:: DO THIS ::
Look through the lines below and extract each one that contains "situasi".

=== RAW RECORDS ===

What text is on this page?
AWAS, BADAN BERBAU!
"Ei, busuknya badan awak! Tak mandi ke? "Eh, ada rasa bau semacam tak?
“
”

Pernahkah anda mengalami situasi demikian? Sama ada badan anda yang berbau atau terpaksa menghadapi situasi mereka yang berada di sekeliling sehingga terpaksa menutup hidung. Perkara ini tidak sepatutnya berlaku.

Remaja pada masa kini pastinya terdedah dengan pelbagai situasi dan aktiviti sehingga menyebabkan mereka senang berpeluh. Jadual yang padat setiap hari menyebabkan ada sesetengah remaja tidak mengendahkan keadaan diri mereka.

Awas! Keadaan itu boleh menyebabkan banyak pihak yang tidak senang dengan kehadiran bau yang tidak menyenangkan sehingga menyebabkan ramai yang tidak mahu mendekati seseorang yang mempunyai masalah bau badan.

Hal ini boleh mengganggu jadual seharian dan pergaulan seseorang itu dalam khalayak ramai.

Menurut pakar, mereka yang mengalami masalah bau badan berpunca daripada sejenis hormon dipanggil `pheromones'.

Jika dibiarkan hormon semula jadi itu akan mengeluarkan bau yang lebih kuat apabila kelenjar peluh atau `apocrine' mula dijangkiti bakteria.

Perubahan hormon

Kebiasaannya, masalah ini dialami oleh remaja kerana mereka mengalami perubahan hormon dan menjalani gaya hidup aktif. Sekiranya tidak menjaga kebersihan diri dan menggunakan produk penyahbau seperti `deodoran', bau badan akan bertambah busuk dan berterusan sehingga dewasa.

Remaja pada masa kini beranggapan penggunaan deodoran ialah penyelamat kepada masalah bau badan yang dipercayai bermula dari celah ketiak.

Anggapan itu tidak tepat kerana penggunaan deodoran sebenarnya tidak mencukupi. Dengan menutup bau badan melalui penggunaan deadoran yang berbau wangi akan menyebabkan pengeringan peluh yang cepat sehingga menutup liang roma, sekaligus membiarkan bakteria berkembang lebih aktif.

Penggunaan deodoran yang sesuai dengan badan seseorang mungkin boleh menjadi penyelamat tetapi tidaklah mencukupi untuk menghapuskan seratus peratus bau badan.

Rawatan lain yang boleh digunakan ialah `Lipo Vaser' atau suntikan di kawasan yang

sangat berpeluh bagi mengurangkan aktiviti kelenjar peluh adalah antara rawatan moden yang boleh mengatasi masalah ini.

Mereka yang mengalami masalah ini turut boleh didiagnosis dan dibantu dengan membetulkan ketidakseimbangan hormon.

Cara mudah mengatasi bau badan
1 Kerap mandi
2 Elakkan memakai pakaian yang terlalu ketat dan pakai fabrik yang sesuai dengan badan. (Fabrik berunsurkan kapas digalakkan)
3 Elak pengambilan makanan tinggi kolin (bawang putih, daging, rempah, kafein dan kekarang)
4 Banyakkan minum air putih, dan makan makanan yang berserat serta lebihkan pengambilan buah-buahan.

===

:: SOLUTION FOR THIS EXERCISE ::
Pernahkah anda mengalami situasi demikian? Sama ada badan anda yang berbau atau terpaksa menghadapi situasi mereka yang berada di sekeliling sehingga terpaksa menutup hidung. Perkara ini tidak sepatutnya berlaku.
Remaja pada masa kini pastinya terdedah dengan pelbagai situasi dan aktiviti sehingga menyebabkan mereka senang berpeluh. Jadual yang padat setiap hari menyebabkan ada sesetengah remaja tidak mengendahkan keadaan diri mereka.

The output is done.